- Task instructions
Please write out the material that follows, exactly as it stands.

[Dataset excerpt]
*-*-*
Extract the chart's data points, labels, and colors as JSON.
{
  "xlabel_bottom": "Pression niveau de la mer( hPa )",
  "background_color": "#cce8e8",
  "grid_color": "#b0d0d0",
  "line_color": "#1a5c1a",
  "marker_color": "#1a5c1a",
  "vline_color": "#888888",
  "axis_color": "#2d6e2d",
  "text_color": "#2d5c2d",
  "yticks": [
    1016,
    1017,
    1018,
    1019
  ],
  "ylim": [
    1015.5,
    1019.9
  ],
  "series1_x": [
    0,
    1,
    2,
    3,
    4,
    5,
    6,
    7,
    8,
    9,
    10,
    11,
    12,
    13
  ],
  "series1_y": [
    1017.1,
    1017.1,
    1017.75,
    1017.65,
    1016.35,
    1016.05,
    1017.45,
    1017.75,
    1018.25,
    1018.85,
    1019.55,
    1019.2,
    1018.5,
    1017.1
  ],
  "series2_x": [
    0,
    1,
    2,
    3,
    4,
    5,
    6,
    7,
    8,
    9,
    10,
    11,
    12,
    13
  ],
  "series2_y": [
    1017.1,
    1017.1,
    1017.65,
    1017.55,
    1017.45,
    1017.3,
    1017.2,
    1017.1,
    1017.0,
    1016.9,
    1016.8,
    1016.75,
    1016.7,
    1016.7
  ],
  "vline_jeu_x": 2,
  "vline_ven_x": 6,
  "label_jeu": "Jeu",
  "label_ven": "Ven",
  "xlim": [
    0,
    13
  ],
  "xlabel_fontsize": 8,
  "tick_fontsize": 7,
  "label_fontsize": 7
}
*-*-*
- Output below
Extract the chart's data points, labels, and colors as JSON.
{
  "xlabel_bottom": "Pression niveau de la mer( hPa )",
  "background_color": "#cce8e8",
  "grid_color": "#b0d0d0",
  "line_color": "#1a5c1a",
  "marker_color": "#1a5c1a",
  "vline_color": "#888888",
  "axis_color": "#2d6e2d",
  "text_color": "#2d5c2d",
  "yticks": [
    1016,
    1017,
    1018,
    1019
  ],
  "ylim": [
    1015.5,
    1019.9
  ],
  "series1_x": [
    0,
    1,
    2,
    3,
    4,
    5,
    6,
    7,
    8,
    9,
    10,
    11,
    12,
    13
  ],
  "series1_y": [
    1017.1,
    1017.1,
    1017.75,
    1017.65,
    1016.35,
    1016.05,
    1017.45,
    1017.75,
    1018.25,
    1018.85,
    1019.55,
    1019.2,
    1018.5,
    1017.1
  ],
  "series2_x": [
    0,
    1,
    2,
    3,
    4,
    5,
    6,
    7,
    8,
    9,
    10,
    11,
    12,
    13
  ],
  "series2_y": [
    1017.1,
    1017.1,
    1017.65,
    1017.55,
    1017.45,
    1017.3,
    1017.2,
    1017.1,
    1017.0,
    1016.9,
    1016.8,
    1016.75,
    1016.7,
    1016.7
  ],
  "vline_jeu_x": 2,
  "vline_ven_x": 6,
  "label_jeu": "Jeu",
  "label_ven": "Ven",
  "xlim": [
    0,
    13
  ],
  "xlabel_fontsize": 8,
  "tick_fontsize": 7,
  "label_fontsize": 7
}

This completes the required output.